### EXERCISE DIRECTIONS
Locate the line with "Transcribe the text in this document." in the material. Copy that line and each one after it, through the last, exactly and with nothing else.

Extracted records:
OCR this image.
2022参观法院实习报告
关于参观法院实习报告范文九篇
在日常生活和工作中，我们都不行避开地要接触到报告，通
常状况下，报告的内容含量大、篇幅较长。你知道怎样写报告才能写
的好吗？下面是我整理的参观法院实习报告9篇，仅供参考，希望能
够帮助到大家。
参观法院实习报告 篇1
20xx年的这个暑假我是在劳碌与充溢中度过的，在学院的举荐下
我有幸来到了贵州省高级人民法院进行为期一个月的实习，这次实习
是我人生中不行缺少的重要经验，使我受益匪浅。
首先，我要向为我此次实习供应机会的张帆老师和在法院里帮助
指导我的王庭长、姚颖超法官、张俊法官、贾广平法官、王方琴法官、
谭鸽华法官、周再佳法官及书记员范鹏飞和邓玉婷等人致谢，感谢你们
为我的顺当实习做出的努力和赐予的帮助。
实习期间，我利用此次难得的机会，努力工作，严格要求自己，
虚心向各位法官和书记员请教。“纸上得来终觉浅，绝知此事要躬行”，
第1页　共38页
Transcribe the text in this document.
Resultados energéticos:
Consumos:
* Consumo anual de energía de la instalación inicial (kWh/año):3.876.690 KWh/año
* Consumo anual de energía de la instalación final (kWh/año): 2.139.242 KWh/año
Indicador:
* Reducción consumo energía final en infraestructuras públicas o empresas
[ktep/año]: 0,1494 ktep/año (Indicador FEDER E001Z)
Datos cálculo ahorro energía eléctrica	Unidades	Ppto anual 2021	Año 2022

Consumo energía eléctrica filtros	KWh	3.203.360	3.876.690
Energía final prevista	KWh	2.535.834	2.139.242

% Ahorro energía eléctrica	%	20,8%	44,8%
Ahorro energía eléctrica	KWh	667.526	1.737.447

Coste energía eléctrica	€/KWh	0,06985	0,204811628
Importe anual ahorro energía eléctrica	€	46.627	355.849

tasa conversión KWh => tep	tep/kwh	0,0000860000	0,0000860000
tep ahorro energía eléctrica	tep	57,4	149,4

### COMPLETE RESPONSE
Transcribe the text in this document.
Resultados energéticos:
Consumos:
* Consumo anual de energía de la instalación inicial (kWh/año):3.876.690 KWh/año
* Consumo anual de energía de la instalación final (kWh/año): 2.139.242 KWh/año
Indicador:
* Reducción consumo energía final en infraestructuras públicas o empresas
[ktep/año]: 0,1494 ktep/año (Indicador FEDER E001Z)
Datos cálculo ahorro energía eléctrica	Unidades	Ppto anual 2021	Año 2022

Consumo energía eléctrica filtros	KWh	3.203.360	3.876.690
Energía final prevista	KWh	2.535.834	2.139.242

% Ahorro energía eléctrica	%	20,8%	44,8%
Ahorro energía eléctrica	KWh	667.526	1.737.447

Coste energía eléctrica	€/KWh	0,06985	0,204811628
Importe anual ahorro energía eléctrica	€	46.627	355.849

tasa conversión KWh => tep	tep/kwh	0,0000860000	0,0000860000
tep ahorro energía eléctrica	tep	57,4	149,4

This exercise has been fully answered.